## PROBLEM TO WORK ON
Reproduce every line of the material below, but drop the pictures.

--- Begin INPUT FOR THIS TASK ---

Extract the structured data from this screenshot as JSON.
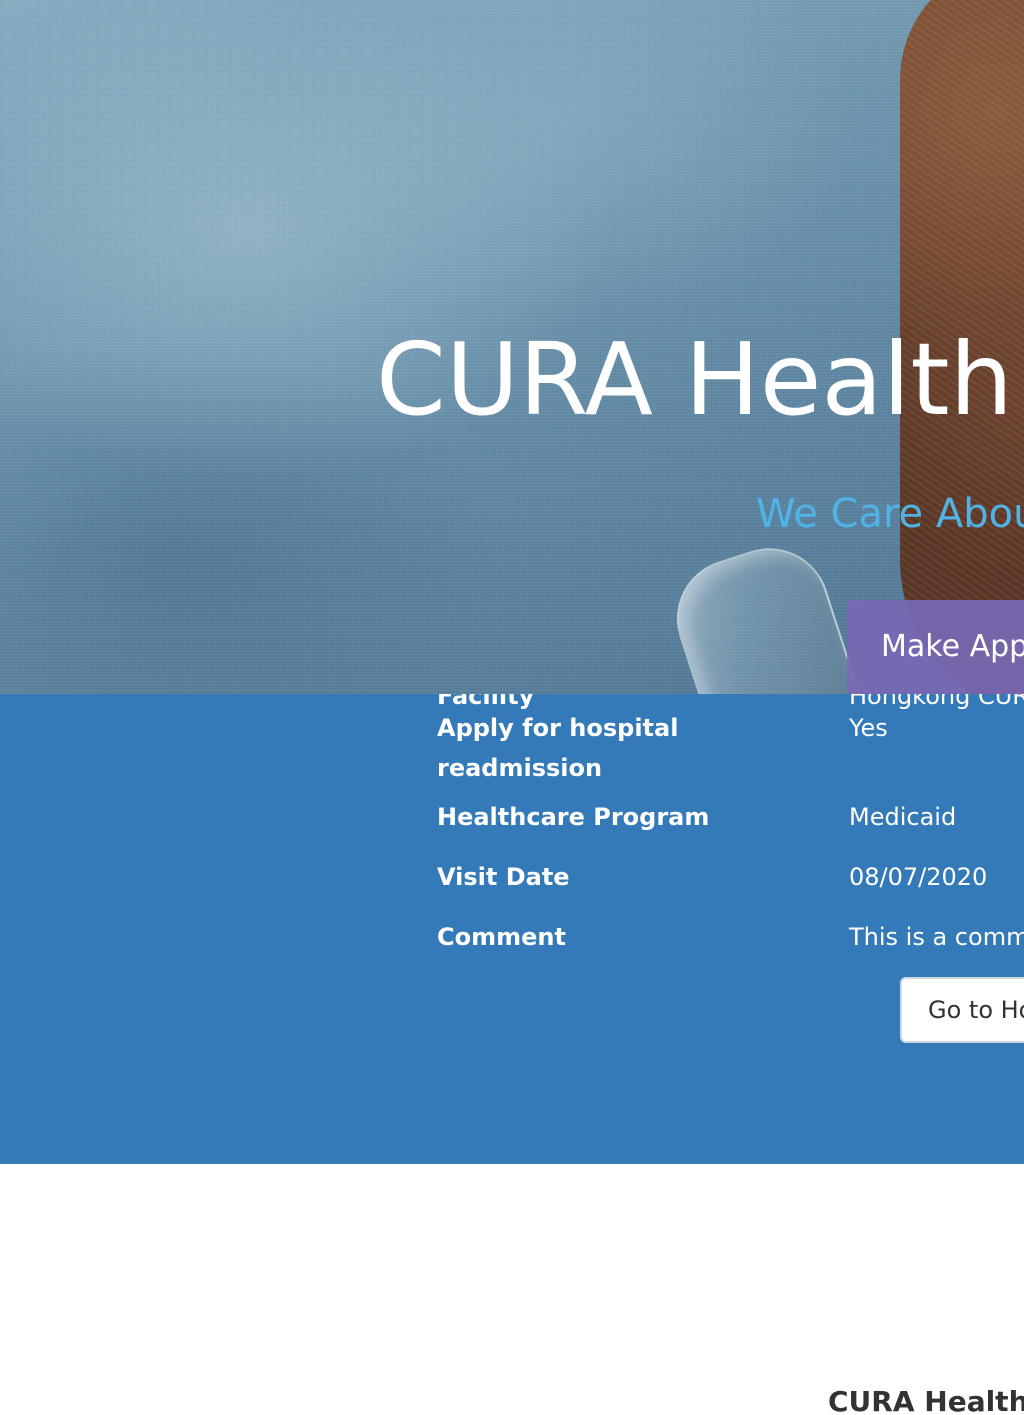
{
  "hero": {
    "title": "CURA Health",
    "subtitle": "We Care Abou",
    "make_appointment_label": "Make App"
  },
  "confirmation": {
    "rows": [
      {
        "label": "Facility",
        "value": "Hongkong CUR"
      },
      {
        "label": "Apply for hospital readmission",
        "value": "Yes"
      },
      {
        "label": "Healthcare Program",
        "value": "Medicaid"
      },
      {
        "label": "Visit Date",
        "value": "08/07/2020"
      },
      {
        "label": "Comment",
        "value": "This is a comme"
      }
    ],
    "go_home_label": "Go to Ho"
  },
  "footer": {
    "brand": "CURA Health"
  },
  "colors": {
    "panel_background": "#347ab8",
    "subtitle": "#4fb3e6",
    "appointment_button": "#7868b4"
  }
}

--- End INPUT FOR THIS TASK ---

## COMPLETED EXERCISE
Extract the structured data from this screenshot as JSON.
{
  "hero": {
    "title": "CURA Health",
    "subtitle": "We Care Abou",
    "make_appointment_label": "Make App"
  },
  "confirmation": {
    "rows": [
      {
        "label": "Facility",
        "value": "Hongkong CUR"
      },
      {
        "label": "Apply for hospital readmission",
        "value": "Yes"
      },
      {
        "label": "Healthcare Program",
        "value": "Medicaid"
      },
      {
        "label": "Visit Date",
        "value": "08/07/2020"
      },
      {
        "label": "Comment",
        "value": "This is a comme"
      }
    ],
    "go_home_label": "Go to Ho"
  },
  "footer": {
    "brand": "CURA Health"
  },
  "colors": {
    "panel_background": "#347ab8",
    "subtitle": "#4fb3e6",
    "appointment_button": "#7868b4"
  }
}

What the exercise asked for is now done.